▶ **Given task**: Search the entries below. Return every line that has "category" in it.
▼▼▼
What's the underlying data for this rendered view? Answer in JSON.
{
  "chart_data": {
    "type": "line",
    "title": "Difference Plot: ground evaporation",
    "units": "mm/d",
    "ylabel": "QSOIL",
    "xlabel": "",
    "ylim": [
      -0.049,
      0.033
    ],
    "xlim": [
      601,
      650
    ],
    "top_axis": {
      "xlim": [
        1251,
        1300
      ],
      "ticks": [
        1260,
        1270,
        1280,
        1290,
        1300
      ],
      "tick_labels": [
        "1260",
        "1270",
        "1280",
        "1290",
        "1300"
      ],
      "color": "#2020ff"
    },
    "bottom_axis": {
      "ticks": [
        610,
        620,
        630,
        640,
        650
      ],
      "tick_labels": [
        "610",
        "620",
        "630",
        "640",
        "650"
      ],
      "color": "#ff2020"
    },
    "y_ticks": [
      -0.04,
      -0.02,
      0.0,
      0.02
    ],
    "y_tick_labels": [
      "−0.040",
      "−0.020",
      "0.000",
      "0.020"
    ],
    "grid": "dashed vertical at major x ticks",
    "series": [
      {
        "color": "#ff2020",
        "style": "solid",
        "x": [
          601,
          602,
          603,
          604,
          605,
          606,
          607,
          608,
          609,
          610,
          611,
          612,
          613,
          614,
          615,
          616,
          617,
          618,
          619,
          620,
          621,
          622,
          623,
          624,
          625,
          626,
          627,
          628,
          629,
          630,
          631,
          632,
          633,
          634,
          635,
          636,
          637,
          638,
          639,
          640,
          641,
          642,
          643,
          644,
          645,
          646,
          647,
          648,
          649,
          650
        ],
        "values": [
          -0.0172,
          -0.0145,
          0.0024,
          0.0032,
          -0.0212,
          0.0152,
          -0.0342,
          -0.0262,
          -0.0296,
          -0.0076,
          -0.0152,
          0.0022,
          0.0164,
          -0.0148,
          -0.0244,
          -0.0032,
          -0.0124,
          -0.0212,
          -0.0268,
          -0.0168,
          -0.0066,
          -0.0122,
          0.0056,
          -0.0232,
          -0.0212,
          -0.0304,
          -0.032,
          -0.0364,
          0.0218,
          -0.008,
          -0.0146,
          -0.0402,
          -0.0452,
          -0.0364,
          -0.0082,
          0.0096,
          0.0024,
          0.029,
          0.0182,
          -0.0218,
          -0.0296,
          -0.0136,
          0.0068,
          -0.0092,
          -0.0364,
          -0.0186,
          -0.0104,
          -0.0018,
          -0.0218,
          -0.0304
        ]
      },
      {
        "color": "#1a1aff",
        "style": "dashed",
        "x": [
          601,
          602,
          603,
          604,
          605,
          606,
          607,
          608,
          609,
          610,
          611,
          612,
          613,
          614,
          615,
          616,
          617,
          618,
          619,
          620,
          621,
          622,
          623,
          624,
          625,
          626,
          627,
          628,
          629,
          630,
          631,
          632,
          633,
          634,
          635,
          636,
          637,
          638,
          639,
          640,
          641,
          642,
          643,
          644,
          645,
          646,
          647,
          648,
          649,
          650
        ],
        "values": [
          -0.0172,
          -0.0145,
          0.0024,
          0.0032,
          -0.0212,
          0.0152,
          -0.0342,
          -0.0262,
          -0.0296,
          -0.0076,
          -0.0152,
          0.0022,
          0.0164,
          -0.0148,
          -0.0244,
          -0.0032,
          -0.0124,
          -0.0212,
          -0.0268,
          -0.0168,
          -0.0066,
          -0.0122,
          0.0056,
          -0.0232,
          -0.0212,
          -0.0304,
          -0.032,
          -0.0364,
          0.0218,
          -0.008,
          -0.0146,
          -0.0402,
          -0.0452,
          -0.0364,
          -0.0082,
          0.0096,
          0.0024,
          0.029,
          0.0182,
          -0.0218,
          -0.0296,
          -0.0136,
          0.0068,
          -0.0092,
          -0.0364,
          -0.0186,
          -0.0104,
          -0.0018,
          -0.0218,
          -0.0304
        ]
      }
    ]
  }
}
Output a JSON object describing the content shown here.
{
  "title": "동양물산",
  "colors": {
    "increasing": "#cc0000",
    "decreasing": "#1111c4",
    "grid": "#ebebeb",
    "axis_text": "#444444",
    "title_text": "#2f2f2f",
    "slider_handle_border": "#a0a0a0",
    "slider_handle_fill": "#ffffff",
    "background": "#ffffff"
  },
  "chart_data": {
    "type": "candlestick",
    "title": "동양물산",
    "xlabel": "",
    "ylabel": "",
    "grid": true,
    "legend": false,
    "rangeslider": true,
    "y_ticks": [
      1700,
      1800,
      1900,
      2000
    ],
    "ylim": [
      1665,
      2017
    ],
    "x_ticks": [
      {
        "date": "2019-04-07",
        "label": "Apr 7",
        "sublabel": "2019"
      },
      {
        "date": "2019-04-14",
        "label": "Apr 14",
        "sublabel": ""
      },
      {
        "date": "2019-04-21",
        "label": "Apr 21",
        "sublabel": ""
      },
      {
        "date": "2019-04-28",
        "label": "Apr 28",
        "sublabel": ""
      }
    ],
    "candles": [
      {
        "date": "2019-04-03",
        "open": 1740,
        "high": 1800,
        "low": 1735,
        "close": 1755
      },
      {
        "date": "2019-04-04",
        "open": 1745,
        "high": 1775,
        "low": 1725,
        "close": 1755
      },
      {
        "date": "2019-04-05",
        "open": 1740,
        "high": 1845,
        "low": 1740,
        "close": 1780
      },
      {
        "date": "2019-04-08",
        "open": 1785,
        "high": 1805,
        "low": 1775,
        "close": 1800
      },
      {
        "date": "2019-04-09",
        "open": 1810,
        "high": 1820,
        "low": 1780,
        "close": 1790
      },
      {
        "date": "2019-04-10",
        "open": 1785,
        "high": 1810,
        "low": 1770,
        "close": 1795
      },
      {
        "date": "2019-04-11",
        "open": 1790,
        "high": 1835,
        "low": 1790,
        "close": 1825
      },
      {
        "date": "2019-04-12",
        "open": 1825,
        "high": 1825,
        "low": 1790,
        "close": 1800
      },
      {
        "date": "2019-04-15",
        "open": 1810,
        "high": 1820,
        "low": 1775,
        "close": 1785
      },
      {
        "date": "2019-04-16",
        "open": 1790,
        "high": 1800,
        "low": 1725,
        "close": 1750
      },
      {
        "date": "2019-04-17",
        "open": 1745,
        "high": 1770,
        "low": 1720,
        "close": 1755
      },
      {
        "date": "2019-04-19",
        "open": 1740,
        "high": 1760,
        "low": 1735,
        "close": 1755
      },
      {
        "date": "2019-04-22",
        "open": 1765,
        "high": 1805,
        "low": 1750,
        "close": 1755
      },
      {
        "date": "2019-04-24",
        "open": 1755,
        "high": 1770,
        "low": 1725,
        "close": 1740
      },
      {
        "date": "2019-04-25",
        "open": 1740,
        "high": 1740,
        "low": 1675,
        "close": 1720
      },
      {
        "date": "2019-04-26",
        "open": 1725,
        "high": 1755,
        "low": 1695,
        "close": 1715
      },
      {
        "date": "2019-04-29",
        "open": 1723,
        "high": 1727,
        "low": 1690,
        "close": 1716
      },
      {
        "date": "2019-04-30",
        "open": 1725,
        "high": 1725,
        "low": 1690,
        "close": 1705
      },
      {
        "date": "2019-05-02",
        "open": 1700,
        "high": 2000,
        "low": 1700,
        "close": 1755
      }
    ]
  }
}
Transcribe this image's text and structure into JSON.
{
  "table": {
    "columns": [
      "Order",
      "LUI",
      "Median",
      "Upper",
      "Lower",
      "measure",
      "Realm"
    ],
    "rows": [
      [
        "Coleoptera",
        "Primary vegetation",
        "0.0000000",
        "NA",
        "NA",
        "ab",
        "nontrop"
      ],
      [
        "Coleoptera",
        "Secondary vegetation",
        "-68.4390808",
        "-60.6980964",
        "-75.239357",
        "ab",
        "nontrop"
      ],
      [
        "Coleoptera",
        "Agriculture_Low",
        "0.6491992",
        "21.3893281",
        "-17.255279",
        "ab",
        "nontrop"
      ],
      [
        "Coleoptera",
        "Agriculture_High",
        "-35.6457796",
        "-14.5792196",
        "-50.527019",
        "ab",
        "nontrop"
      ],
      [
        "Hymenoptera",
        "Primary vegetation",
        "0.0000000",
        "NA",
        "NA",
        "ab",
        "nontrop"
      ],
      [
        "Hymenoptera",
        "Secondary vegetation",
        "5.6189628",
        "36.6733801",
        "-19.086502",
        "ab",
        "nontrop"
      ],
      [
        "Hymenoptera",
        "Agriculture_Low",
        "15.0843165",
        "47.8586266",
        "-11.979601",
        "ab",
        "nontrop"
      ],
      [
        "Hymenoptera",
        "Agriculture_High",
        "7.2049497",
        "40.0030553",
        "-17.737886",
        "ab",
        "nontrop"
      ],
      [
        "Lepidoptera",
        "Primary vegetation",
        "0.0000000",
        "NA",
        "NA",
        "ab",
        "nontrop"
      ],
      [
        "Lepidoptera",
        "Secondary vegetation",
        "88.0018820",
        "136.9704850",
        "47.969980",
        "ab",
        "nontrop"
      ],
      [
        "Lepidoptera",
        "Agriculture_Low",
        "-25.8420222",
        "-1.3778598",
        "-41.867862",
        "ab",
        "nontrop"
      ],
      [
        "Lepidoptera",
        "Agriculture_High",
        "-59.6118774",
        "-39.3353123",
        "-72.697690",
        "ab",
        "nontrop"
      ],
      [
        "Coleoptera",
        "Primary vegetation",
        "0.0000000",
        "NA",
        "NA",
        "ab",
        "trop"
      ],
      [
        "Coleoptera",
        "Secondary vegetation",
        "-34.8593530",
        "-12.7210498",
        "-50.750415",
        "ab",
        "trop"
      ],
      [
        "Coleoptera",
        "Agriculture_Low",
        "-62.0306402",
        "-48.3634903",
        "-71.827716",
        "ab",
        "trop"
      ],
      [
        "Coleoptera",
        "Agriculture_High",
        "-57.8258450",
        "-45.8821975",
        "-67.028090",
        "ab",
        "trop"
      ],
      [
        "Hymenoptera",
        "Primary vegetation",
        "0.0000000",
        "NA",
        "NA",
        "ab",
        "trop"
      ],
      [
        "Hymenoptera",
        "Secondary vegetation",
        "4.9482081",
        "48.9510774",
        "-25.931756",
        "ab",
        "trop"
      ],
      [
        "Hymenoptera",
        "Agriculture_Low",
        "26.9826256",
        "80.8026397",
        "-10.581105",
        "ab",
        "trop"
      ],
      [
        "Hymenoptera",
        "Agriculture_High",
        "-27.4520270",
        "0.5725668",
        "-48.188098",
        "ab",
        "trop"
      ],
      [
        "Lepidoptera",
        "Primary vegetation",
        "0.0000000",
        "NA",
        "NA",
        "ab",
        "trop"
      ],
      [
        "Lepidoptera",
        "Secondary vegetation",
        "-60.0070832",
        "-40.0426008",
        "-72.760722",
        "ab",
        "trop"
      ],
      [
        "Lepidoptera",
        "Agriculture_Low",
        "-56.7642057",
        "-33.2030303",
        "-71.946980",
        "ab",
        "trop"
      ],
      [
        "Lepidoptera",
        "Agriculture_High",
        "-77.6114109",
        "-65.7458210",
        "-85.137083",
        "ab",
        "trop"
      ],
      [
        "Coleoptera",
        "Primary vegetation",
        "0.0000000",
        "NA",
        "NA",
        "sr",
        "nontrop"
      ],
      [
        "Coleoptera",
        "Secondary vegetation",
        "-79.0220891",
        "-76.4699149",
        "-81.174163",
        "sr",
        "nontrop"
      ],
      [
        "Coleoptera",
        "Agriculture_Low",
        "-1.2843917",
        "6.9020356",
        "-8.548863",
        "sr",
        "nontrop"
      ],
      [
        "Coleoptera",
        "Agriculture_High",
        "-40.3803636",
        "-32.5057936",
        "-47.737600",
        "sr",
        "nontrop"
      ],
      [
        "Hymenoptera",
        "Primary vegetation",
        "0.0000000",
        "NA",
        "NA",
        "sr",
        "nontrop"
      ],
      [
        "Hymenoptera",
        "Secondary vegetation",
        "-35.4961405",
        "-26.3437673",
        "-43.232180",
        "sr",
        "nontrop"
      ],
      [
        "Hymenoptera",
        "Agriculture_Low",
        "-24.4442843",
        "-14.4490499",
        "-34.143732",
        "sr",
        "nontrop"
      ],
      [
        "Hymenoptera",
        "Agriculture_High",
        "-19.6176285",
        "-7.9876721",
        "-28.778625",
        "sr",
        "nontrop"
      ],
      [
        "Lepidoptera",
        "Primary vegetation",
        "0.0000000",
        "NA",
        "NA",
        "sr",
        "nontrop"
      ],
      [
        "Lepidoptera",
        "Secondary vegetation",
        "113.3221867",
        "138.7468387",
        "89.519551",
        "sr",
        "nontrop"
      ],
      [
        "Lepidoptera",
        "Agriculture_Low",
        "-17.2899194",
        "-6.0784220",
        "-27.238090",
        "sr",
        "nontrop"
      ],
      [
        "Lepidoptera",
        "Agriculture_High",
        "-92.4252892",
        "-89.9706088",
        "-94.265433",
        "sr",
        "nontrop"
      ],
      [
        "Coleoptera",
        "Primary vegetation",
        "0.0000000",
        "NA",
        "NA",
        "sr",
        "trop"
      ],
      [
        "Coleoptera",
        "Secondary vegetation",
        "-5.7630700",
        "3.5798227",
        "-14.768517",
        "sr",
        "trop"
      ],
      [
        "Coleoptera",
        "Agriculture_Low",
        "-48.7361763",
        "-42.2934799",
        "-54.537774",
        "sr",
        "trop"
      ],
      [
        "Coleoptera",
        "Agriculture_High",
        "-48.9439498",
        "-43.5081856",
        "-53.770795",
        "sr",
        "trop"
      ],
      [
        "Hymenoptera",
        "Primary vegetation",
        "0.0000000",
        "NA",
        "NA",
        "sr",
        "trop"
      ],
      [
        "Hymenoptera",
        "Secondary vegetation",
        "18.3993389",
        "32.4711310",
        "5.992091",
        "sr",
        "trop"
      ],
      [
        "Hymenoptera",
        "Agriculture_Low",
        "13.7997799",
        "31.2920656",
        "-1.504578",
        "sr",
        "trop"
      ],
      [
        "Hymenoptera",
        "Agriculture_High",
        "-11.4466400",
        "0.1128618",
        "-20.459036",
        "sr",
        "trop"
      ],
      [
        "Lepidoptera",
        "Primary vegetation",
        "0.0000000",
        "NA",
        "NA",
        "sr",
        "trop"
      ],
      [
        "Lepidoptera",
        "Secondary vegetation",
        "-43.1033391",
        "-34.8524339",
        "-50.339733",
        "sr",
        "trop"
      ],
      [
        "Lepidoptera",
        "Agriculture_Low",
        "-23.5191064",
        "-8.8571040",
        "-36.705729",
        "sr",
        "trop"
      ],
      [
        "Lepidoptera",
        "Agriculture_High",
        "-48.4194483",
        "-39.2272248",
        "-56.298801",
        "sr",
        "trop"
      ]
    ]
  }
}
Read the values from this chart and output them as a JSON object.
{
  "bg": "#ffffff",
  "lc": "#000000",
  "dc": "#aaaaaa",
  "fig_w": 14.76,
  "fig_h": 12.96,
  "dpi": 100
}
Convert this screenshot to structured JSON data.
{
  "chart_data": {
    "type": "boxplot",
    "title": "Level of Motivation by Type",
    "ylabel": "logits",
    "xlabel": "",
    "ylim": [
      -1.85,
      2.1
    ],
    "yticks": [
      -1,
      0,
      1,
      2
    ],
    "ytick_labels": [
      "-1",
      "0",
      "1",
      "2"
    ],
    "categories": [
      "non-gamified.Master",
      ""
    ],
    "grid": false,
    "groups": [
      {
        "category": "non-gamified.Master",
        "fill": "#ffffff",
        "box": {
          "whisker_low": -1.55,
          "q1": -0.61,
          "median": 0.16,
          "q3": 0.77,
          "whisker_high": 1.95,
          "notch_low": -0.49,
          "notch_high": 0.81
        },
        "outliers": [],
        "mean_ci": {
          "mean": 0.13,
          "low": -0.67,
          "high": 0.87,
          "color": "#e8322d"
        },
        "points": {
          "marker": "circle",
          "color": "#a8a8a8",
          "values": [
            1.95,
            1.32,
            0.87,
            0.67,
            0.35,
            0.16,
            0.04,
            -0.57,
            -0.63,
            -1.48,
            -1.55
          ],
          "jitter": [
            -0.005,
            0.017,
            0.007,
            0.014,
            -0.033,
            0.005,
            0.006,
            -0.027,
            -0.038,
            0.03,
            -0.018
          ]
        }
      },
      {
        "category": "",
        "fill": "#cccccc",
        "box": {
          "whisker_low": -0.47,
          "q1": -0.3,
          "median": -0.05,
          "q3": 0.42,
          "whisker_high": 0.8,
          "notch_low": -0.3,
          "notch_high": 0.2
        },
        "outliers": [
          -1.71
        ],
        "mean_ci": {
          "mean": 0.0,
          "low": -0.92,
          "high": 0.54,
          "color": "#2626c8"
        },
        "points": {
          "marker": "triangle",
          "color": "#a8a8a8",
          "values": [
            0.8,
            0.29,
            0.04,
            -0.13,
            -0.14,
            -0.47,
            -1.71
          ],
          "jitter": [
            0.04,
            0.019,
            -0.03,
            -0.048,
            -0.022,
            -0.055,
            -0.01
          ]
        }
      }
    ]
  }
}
▲▲▲
▶ **Result for this task**:
        "category": "non-gamified.Master",
        "category": "",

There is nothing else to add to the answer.